(Fragmento del documento)
--------------------
Por eso, cuando nos montamos en el coche se produce un conflicto entre lo que vemos y sentimos y lo que verdaderamente está pasando. De hecho, son nuestros sentidos los que mandan señales diferentes al cerebro que lo confunden y se produce el mareo.

Engañamos a los sentidos y nos traicionan.

Imagínate que estás leyendo en el coche. Tus ojos están fijos en el papel o en la pantalla. La señal que tus ojos envían a tu cerebro es de que estás quieto.

Del mismo modo, la señas que envían tus piernas y tus pies son de estabilidad, de estar parado. Sin embargo la señal que llega de tu oído interno, que se basa en un liquido que está movimiento con la oscilación del coche, es de que estás en movimiento.

Esto produce una mezcla de señales contradictorias que confunden al cerebro, le hacen colapsar y el cuerpo se marea.
--------------------
(Información proporcionada)
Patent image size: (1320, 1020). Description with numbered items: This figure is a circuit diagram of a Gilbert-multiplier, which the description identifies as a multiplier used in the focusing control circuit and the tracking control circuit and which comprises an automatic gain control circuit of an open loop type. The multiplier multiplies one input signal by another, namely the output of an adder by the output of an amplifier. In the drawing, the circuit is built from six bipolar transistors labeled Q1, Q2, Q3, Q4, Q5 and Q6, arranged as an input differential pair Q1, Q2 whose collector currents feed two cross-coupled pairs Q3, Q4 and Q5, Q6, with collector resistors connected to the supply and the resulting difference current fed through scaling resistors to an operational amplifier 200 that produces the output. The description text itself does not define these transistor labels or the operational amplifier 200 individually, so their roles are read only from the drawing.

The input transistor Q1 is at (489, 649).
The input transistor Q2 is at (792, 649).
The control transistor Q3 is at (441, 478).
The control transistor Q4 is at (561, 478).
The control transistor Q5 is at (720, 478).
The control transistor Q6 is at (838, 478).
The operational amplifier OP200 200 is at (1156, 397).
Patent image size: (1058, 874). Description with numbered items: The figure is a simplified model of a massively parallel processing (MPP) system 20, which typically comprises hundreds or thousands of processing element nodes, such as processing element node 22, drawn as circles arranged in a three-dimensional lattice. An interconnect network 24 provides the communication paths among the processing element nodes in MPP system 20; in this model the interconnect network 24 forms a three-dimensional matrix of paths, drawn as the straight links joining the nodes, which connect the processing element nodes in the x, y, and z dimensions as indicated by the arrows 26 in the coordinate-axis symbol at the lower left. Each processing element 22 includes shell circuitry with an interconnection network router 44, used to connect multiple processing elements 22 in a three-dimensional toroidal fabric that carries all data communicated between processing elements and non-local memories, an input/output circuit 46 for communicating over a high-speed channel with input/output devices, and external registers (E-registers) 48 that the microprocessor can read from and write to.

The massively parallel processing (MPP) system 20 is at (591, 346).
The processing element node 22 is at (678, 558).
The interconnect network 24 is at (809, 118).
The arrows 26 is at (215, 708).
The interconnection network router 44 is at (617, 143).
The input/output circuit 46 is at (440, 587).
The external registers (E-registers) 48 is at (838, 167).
--------------------
Según el fragmento sobre el mareo en el coche, ¿qué señal envían los ojos al cerebro cuando alguien lee en el coche?

Los ojos envían al cerebro la señal de que la persona está quieta.